* [RECORDED DATA]:
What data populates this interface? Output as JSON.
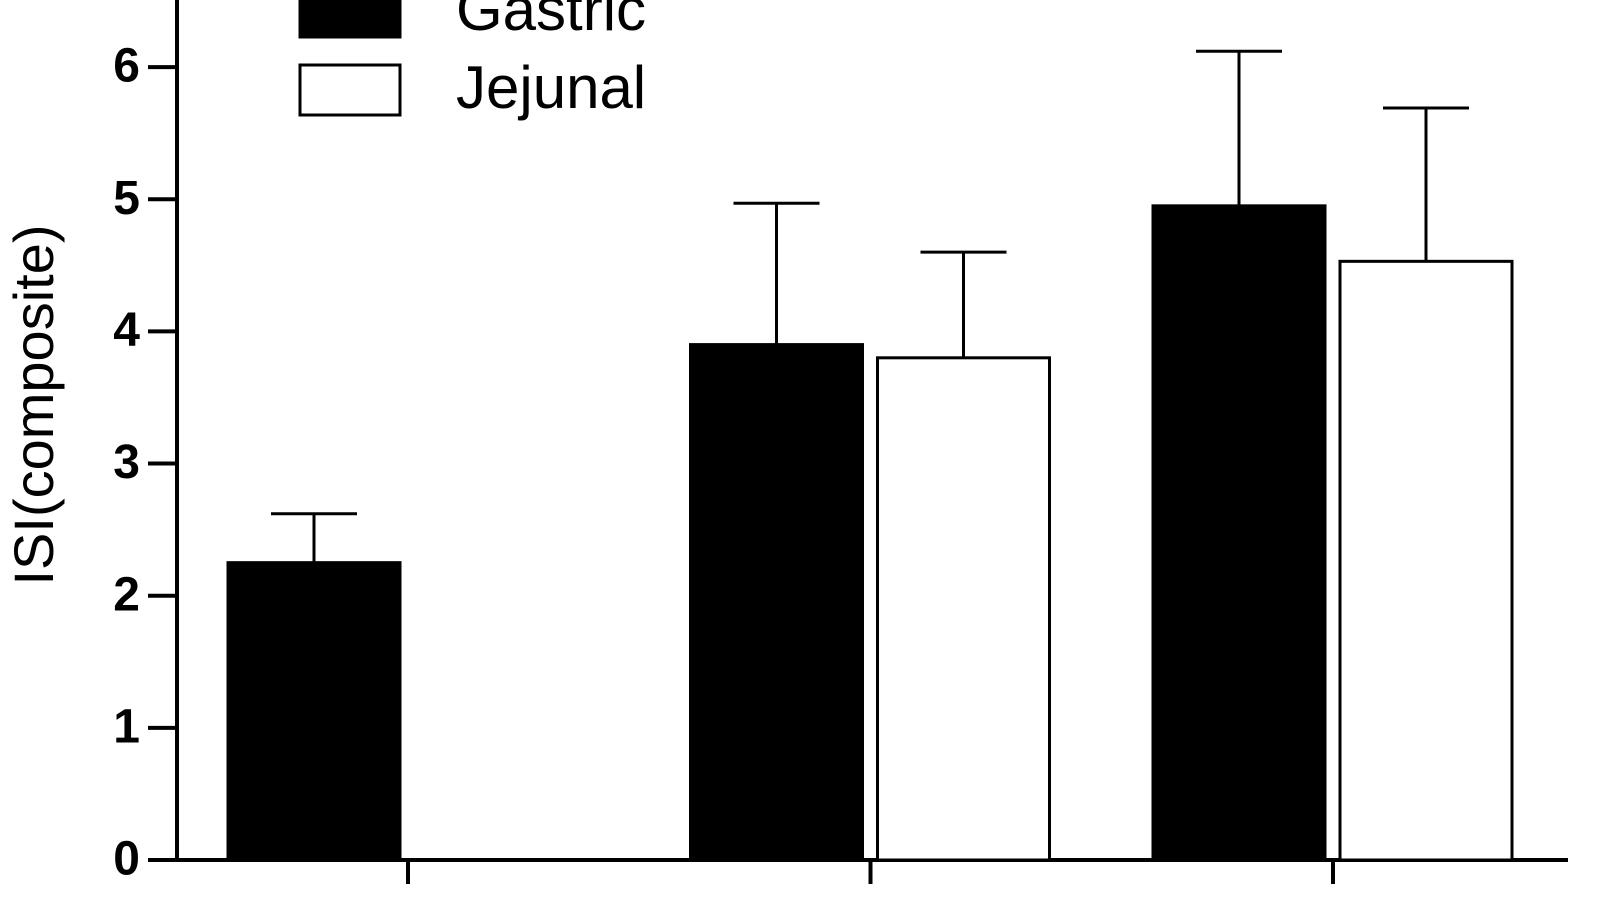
{
  "chart_data": {
    "type": "bar",
    "y_label": "ISI(composite)",
    "categories": [
      null,
      null,
      null
    ],
    "series": [
      {
        "name": "Gastric",
        "color": "#000000",
        "values": [
          2.25,
          3.9,
          4.95
        ],
        "errors": [
          0.37,
          1.07,
          1.17
        ]
      },
      {
        "name": "Jejunal",
        "color": "#ffffff",
        "values": [
          null,
          3.8,
          4.53
        ],
        "errors": [
          null,
          0.8,
          1.16
        ]
      }
    ],
    "edgecolor": "#000000",
    "ylim": [
      0,
      6.5
    ],
    "yticks": [
      0,
      1,
      2,
      3,
      4,
      5,
      6
    ]
  }
}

* [GOAL]: Copy the whole of the material above exactly, but not its images.

* [TASK ANSWER]:
What data populates this interface? Output as JSON.
{
  "chart_data": {
    "type": "bar",
    "y_label": "ISI(composite)",
    "categories": [
      null,
      null,
      null
    ],
    "series": [
      {
        "name": "Gastric",
        "color": "#000000",
        "values": [
          2.25,
          3.9,
          4.95
        ],
        "errors": [
          0.37,
          1.07,
          1.17
        ]
      },
      {
        "name": "Jejunal",
        "color": "#ffffff",
        "values": [
          null,
          3.8,
          4.53
        ],
        "errors": [
          null,
          0.8,
          1.16
        ]
      }
    ],
    "edgecolor": "#000000",
    "ylim": [
      0,
      6.5
    ],
    "yticks": [
      0,
      1,
      2,
      3,
      4,
      5,
      6
    ]
  }
}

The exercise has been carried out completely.